### Goal
Sift the material for lines containing "Console", and return them.

### Items
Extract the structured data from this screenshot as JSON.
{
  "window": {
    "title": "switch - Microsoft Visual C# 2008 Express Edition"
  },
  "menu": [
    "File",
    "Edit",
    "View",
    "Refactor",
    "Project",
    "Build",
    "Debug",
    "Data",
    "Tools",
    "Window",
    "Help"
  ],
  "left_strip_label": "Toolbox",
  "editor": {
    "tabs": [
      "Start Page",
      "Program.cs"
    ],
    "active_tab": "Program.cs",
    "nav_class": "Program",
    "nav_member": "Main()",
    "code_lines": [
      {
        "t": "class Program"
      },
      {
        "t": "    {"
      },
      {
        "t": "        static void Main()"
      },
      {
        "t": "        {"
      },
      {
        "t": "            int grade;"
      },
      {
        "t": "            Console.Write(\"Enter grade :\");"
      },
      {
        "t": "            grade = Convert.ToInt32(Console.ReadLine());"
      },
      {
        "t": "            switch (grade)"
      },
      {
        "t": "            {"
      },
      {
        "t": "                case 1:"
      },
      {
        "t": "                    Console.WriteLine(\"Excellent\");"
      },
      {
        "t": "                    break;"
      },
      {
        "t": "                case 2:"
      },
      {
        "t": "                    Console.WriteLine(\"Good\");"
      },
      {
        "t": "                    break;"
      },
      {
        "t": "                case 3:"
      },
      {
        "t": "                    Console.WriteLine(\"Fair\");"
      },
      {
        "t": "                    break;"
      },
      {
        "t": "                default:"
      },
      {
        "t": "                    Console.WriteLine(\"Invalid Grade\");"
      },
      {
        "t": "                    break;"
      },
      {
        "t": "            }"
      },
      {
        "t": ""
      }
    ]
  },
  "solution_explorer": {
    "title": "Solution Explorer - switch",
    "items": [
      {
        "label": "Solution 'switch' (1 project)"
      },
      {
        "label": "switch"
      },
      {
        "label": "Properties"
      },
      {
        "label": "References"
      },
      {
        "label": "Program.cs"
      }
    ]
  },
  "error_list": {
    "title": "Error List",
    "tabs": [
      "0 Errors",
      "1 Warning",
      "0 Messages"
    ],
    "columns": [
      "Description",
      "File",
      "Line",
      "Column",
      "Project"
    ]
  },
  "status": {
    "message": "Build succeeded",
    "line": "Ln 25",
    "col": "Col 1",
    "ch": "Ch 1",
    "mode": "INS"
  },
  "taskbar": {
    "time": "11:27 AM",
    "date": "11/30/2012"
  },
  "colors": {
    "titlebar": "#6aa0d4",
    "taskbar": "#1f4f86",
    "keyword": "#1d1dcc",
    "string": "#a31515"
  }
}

### Exercise result
        "t": "            Console.Write(\"Enter grade :\");"
        "t": "            grade = Convert.ToInt32(Console.ReadLine());"
        "t": "                    Console.WriteLine(\"Excellent\");"
        "t": "                    Console.WriteLine(\"Good\");"
        "t": "                    Console.WriteLine(\"Fair\");"
        "t": "                    Console.WriteLine(\"Invalid Grade\");"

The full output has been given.